**EXTRACTED MATERIAL**
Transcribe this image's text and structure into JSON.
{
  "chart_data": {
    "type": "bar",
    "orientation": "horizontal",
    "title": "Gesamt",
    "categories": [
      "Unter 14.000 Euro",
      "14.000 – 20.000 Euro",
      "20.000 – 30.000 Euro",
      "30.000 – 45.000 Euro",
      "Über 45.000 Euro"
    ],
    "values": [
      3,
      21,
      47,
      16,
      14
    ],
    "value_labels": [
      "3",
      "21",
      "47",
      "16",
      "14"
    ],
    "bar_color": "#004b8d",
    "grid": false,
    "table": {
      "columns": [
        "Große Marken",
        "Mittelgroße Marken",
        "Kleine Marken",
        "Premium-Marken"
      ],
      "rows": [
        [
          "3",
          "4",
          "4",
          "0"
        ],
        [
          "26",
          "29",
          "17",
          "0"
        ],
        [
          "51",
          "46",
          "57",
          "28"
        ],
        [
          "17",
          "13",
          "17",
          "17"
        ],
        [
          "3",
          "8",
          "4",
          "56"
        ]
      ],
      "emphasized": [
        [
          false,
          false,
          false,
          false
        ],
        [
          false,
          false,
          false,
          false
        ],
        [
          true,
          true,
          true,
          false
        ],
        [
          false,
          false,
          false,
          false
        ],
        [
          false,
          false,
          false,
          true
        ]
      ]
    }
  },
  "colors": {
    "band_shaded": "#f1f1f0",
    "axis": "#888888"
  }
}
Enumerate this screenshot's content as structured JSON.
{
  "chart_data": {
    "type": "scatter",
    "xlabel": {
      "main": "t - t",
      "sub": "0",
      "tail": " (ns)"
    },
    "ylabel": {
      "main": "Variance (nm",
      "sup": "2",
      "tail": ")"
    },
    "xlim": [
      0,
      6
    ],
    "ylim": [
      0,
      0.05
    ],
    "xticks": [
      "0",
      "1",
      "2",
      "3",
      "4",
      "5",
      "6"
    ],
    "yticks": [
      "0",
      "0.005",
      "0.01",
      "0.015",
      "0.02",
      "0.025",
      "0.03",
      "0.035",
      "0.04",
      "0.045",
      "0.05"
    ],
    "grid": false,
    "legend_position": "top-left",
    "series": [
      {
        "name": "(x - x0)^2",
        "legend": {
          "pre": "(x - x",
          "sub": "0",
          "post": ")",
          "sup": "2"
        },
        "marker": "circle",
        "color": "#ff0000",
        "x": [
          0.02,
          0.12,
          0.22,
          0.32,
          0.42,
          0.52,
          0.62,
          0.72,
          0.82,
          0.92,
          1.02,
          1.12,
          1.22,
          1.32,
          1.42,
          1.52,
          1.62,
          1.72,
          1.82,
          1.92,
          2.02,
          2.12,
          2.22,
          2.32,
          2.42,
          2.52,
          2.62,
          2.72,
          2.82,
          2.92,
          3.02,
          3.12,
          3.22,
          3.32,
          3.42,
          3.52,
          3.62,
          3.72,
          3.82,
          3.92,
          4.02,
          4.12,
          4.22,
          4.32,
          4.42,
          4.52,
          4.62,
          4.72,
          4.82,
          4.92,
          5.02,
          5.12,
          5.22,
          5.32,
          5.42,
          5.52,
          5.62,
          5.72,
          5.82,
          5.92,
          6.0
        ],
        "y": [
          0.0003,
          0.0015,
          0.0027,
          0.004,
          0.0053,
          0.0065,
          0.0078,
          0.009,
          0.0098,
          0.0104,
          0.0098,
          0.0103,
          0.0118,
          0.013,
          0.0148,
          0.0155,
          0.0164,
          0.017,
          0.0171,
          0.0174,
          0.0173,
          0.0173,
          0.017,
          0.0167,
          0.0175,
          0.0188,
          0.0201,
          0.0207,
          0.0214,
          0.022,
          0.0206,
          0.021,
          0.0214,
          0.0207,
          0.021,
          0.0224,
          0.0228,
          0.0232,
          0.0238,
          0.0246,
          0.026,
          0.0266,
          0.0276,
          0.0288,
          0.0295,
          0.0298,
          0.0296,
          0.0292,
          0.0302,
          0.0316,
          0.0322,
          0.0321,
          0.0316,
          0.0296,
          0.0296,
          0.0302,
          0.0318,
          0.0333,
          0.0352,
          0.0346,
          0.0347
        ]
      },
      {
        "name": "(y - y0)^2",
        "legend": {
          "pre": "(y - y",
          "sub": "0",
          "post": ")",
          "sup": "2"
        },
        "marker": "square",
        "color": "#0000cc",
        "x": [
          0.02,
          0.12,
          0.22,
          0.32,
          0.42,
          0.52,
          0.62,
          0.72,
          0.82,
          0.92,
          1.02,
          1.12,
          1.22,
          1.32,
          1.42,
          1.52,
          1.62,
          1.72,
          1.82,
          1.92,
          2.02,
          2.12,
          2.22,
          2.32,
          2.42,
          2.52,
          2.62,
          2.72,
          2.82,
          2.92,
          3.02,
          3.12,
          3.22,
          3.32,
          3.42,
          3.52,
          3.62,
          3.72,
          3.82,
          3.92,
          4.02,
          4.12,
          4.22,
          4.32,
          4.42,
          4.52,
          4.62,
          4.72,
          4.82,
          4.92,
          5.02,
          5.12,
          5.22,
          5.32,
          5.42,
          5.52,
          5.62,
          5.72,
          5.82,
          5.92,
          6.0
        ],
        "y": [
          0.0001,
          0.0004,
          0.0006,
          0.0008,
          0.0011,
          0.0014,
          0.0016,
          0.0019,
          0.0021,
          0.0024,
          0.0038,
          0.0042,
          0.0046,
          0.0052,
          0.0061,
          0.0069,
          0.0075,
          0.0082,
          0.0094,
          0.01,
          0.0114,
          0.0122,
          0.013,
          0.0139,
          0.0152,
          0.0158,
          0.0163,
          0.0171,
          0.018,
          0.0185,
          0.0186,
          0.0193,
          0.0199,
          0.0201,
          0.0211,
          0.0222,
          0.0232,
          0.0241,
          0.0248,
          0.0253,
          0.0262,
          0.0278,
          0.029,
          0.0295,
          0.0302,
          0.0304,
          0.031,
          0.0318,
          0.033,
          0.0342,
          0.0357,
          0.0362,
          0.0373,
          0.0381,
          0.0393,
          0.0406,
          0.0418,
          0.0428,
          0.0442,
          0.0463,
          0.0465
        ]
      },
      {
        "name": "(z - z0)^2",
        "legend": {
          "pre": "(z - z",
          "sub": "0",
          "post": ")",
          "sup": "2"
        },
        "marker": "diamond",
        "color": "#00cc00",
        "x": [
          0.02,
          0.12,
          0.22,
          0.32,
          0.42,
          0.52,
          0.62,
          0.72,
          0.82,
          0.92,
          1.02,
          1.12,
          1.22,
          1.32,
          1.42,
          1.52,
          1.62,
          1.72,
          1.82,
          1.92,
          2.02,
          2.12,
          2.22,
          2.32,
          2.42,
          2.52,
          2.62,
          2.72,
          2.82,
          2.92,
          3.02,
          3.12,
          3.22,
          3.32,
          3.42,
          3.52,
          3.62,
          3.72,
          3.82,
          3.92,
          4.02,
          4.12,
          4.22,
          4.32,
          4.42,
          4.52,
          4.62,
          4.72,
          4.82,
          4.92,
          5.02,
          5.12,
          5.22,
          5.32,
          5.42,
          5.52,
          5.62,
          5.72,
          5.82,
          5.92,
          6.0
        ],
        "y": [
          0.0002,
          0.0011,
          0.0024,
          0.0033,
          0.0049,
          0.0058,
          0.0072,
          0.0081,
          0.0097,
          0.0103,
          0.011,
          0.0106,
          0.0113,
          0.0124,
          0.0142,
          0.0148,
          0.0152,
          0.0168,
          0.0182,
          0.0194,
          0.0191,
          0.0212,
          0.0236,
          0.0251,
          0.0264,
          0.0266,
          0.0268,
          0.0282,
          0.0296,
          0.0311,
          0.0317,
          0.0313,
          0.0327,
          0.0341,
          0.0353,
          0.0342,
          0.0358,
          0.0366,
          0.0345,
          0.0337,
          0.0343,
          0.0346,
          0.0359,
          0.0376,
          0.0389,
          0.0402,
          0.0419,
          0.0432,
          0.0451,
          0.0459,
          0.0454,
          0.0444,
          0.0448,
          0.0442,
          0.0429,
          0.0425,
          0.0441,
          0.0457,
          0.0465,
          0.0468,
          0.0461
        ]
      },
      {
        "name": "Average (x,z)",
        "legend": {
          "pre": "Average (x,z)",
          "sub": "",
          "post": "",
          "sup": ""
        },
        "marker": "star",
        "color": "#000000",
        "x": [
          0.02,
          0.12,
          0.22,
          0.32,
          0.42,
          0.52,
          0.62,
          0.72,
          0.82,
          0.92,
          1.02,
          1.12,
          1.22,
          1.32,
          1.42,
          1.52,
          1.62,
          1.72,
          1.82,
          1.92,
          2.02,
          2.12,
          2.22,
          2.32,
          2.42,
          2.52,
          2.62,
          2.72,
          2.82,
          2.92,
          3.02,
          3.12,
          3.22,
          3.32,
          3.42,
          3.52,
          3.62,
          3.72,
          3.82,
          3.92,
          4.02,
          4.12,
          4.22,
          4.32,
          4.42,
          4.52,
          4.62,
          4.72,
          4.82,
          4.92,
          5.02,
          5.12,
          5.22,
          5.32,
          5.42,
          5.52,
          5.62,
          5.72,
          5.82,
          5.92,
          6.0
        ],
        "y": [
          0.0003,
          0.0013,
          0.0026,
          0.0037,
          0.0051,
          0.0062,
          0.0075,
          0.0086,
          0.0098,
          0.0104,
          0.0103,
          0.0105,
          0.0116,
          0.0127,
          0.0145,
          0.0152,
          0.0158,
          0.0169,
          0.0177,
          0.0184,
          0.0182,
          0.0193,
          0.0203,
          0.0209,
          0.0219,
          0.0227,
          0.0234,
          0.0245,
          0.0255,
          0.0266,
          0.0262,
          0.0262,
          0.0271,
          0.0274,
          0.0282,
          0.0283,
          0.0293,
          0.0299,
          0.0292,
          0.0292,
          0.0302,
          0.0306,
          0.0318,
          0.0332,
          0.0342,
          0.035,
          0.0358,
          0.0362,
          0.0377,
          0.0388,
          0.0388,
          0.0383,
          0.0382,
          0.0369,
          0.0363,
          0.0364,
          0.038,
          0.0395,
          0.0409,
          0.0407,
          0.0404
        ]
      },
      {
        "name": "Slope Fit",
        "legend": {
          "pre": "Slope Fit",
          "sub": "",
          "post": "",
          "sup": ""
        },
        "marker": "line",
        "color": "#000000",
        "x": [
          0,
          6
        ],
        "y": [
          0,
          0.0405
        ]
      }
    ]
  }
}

**THE EXERCISE**
State how many lines of the listing include the word "Euro". Reply with the number alone.

**RESPONSE TO THE EXERCISE**
5